▶

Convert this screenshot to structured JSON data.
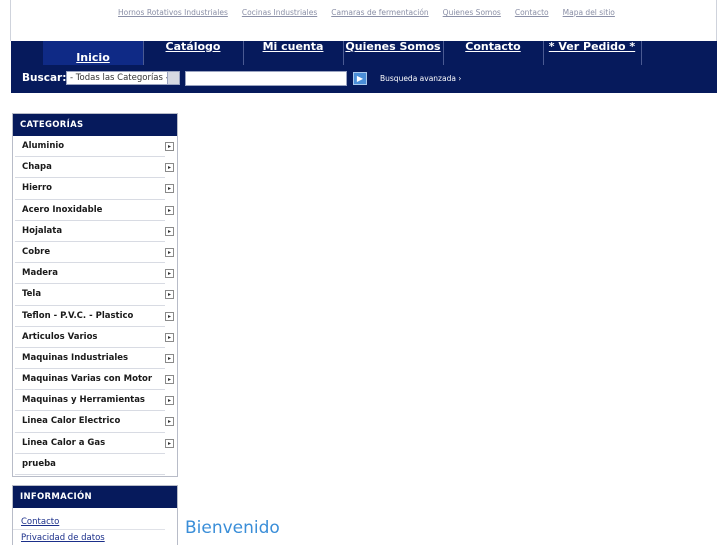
{
  "top_links": [
    "Hornos Rotativos Industriales",
    "Cocinas Industriales",
    "Camaras de fermentación",
    "Quienes Somos",
    "Contacto",
    "Mapa del sitio"
  ],
  "nav": {
    "home": "Inicio",
    "catalog": "Catálogo",
    "account": "Mi cuenta",
    "about": "Quienes Somos",
    "contact": "Contacto",
    "order": "* Ver Pedido *"
  },
  "search": {
    "label": "Buscar:",
    "category_selected": "- Todas las Categorías -",
    "query": "",
    "advanced": "Busqueda avanzada ›"
  },
  "categories": {
    "title": "CATEGORÍAS",
    "items": [
      "Aluminio",
      "Chapa",
      "Hierro",
      "Acero Inoxidable",
      "Hojalata",
      "Cobre",
      "Madera",
      "Tela",
      "Teflon - P.V.C. - Plastico",
      "Articulos Varios",
      "Maquinas Industriales",
      "Maquinas Varias con Motor",
      "Maquinas y Herramientas",
      "Linea Calor Electrico",
      "Linea Calor a Gas",
      "prueba"
    ]
  },
  "information": {
    "title": "INFORMACIÓN",
    "links": [
      "Contacto",
      "Privacidad de datos"
    ]
  },
  "main": {
    "welcome": "Bienvenido"
  }
}
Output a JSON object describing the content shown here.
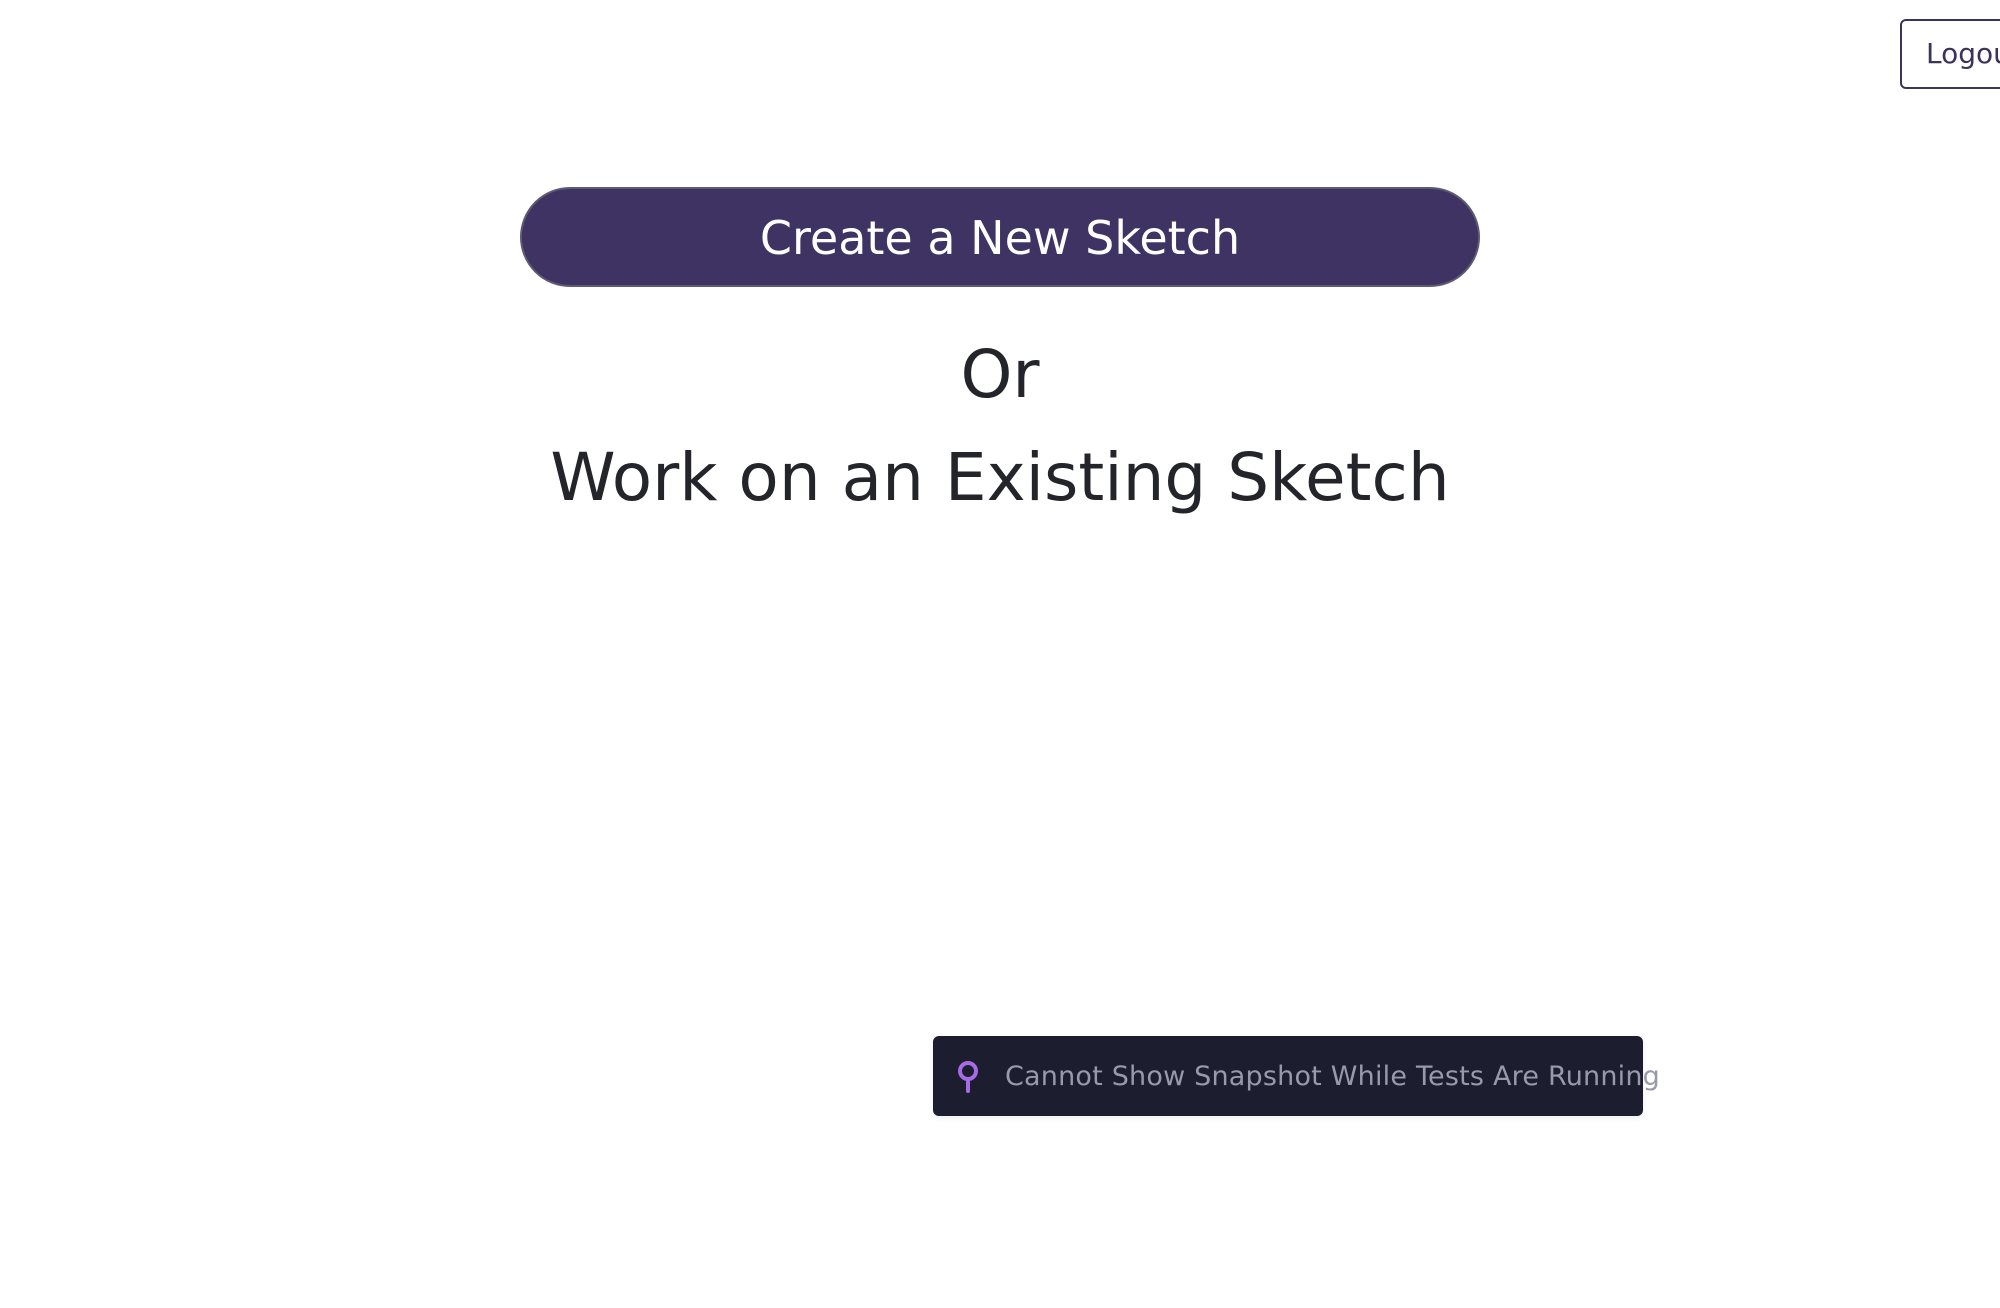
{
  "header": {
    "logout_label": "Logou"
  },
  "main": {
    "create_button_label": "Create a New Sketch",
    "or_text": "Or",
    "existing_heading": "Work on an Existing Sketch"
  },
  "toast": {
    "icon": "pin-icon",
    "message": "Cannot Show Snapshot While Tests Are Running"
  },
  "colors": {
    "primary": "#3e3363",
    "text": "#23252b",
    "toast_bg": "#1c1d2e",
    "toast_text": "#9899ad",
    "pin_icon": "#a76be6"
  }
}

◀

**The request:** Collect the lines of the data that carry the word "Contacto".

**Answer:**
    "Contacto",
    "contact": "Contacto",
      "Contacto",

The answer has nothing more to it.